EXERCISE MATERIAL:
[start]

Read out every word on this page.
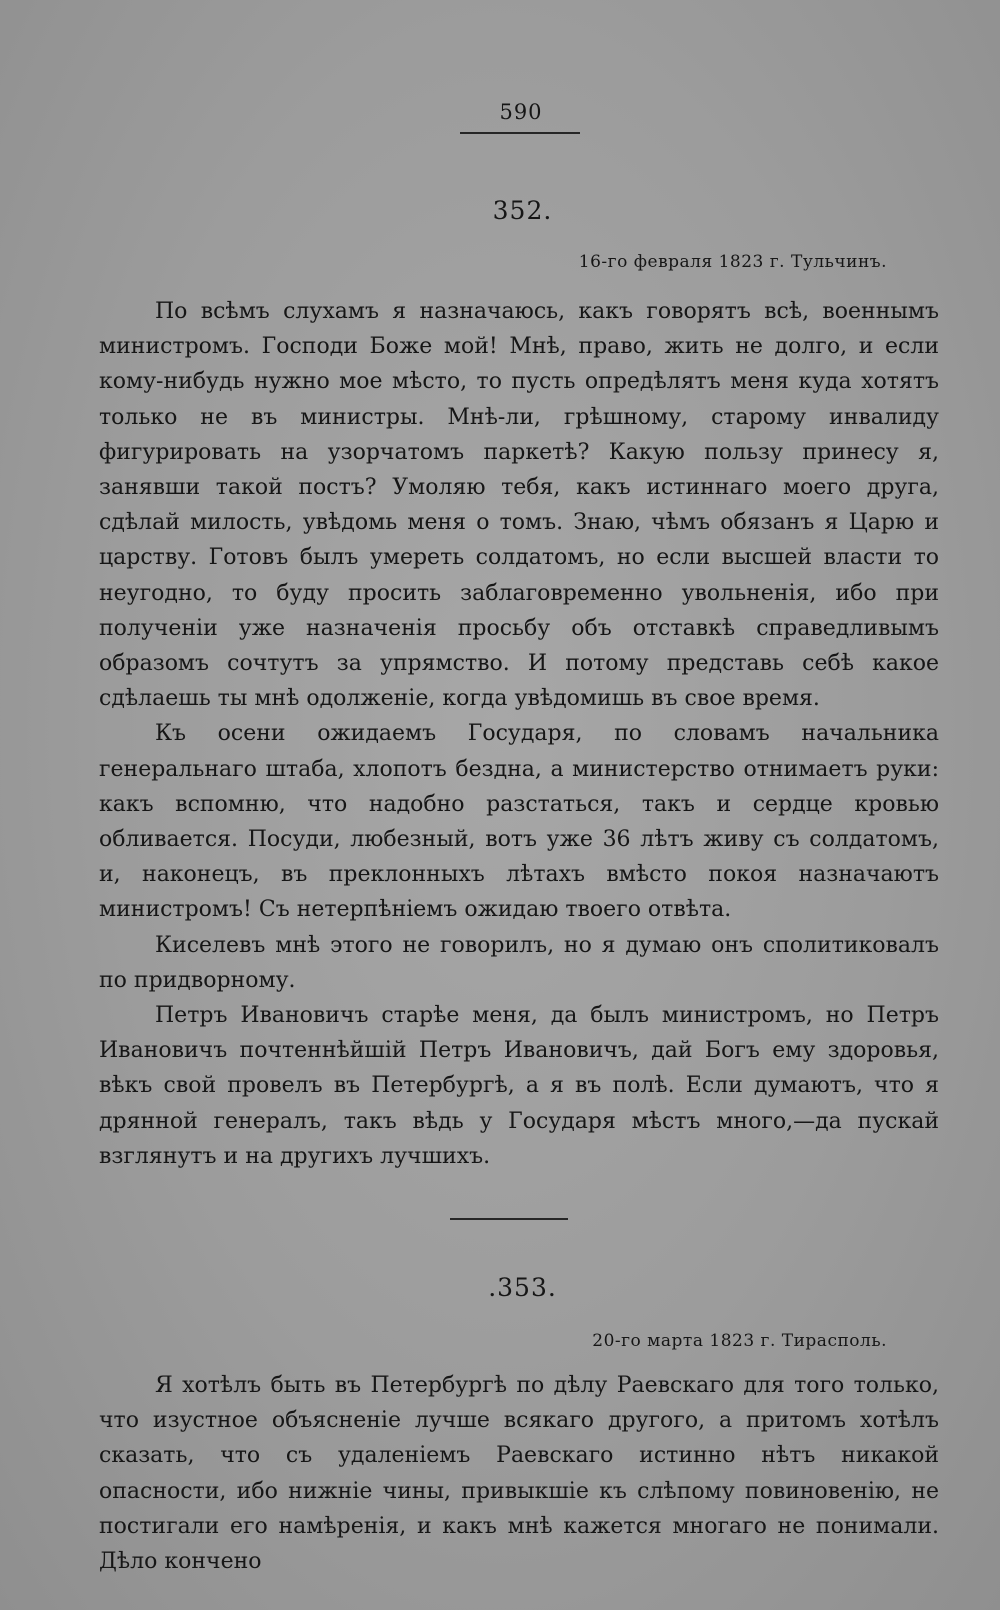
590
352.
16-го февраля 1823 г. Тульчинъ.

По всѣмъ слухамъ я назначаюсь, какъ говорятъ всѣ, военнымъ министромъ. Господи Боже мой! Мнѣ, право, жить не долго, и если кому-нибудь нужно мое мѣсто, то пусть опредѣлятъ меня куда хотятъ только не въ министры. Мнѣ-ли, грѣшному, старому инвалиду фигурировать на узорчатомъ паркетѣ? Какую пользу принесу я, занявши такой постъ? Умоляю тебя, какъ истиннаго моего друга, сдѣлай милость, увѣдомь меня о томъ. Знаю, чѣмъ обязанъ я Царю и царству. Готовъ былъ умереть солдатомъ, но если высшей власти то неугодно, то буду просить заблаговременно увольненія, ибо при полученіи уже назначенія просьбу объ отставкѣ справедливымъ образомъ сочтутъ за упрямство. И потому представь себѣ какое сдѣлаешь ты мнѣ одолженіе, когда увѣдомишь въ свое время.

Къ осени ожидаемъ Государя, по словамъ начальника генеральнаго штаба, хлопотъ бездна, а министерство отнимаетъ руки: какъ вспомню, что надобно разстаться, такъ и сердце кровью обливается. Посуди, любезный, вотъ уже 36 лѣтъ живу съ солдатомъ, и, наконецъ, въ преклонныхъ лѣтахъ вмѣсто покоя назначаютъ министромъ! Съ нетерпѣніемъ ожидаю твоего отвѣта.

Киселевъ мнѣ этого не говорилъ, но я думаю онъ сполитиковалъ по придворному.

Петръ Ивановичъ старѣе меня, да былъ министромъ, но Петръ Ивановичъ почтеннѣйшій Петръ Ивановичъ, дай Богъ ему здоровья, вѣкъ свой провелъ въ Петербургѣ, а я въ полѣ. Если думаютъ, что я дрянной генералъ, такъ вѣдь у Государя мѣстъ много,—да пускай взглянутъ и на другихъ лучшихъ.

.353.
20-го марта 1823 г. Тирасполь.

Я хотѣлъ быть въ Петербургѣ по дѣлу Раевскаго для того только, что изустное объясненіе лучше всякаго другого, а притомъ хотѣлъ сказать, что съ удаленіемъ Раевскаго истинно нѣтъ никакой опасности, ибо нижніе чины, привыкшіе къ слѣпому повиновенію, не постигали его намѣренія, и какъ мнѣ кажется многаго не понимали. Дѣло кончено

[end]

SHORT EXERCISE:
Skip the pictures and print each record exactly as it stands.

REPLY:
Read out every word on this page.
590
352.
16-го февраля 1823 г. Тульчинъ.

По всѣмъ слухамъ я назначаюсь, какъ говорятъ всѣ, военнымъ министромъ. Господи Боже мой! Мнѣ, право, жить не долго, и если кому-нибудь нужно мое мѣсто, то пусть опредѣлятъ меня куда хотятъ только не въ министры. Мнѣ-ли, грѣшному, старому инвалиду фигурировать на узорчатомъ паркетѣ? Какую пользу принесу я, занявши такой постъ? Умоляю тебя, какъ истиннаго моего друга, сдѣлай милость, увѣдомь меня о томъ. Знаю, чѣмъ обязанъ я Царю и царству. Готовъ былъ умереть солдатомъ, но если высшей власти то неугодно, то буду просить заблаговременно увольненія, ибо при полученіи уже назначенія просьбу объ отставкѣ справедливымъ образомъ сочтутъ за упрямство. И потому представь себѣ какое сдѣлаешь ты мнѣ одолженіе, когда увѣдомишь въ свое время.

Къ осени ожидаемъ Государя, по словамъ начальника генеральнаго штаба, хлопотъ бездна, а министерство отнимаетъ руки: какъ вспомню, что надобно разстаться, такъ и сердце кровью обливается. Посуди, любезный, вотъ уже 36 лѣтъ живу съ солдатомъ, и, наконецъ, въ преклонныхъ лѣтахъ вмѣсто покоя назначаютъ министромъ! Съ нетерпѣніемъ ожидаю твоего отвѣта.

Киселевъ мнѣ этого не говорилъ, но я думаю онъ сполитиковалъ по придворному.

Петръ Ивановичъ старѣе меня, да былъ министромъ, но Петръ Ивановичъ почтеннѣйшій Петръ Ивановичъ, дай Богъ ему здоровья, вѣкъ свой провелъ въ Петербургѣ, а я въ полѣ. Если думаютъ, что я дрянной генералъ, такъ вѣдь у Государя мѣстъ много,—да пускай взглянутъ и на другихъ лучшихъ.

.353.
20-го марта 1823 г. Тирасполь.

Я хотѣлъ быть въ Петербургѣ по дѣлу Раевскаго для того только, что изустное объясненіе лучше всякаго другого, а притомъ хотѣлъ сказать, что съ удаленіемъ Раевскаго истинно нѣтъ никакой опасности, ибо нижніе чины, привыкшіе къ слѣпому повиновенію, не постигали его намѣренія, и какъ мнѣ кажется многаго не понимали. Дѣло кончено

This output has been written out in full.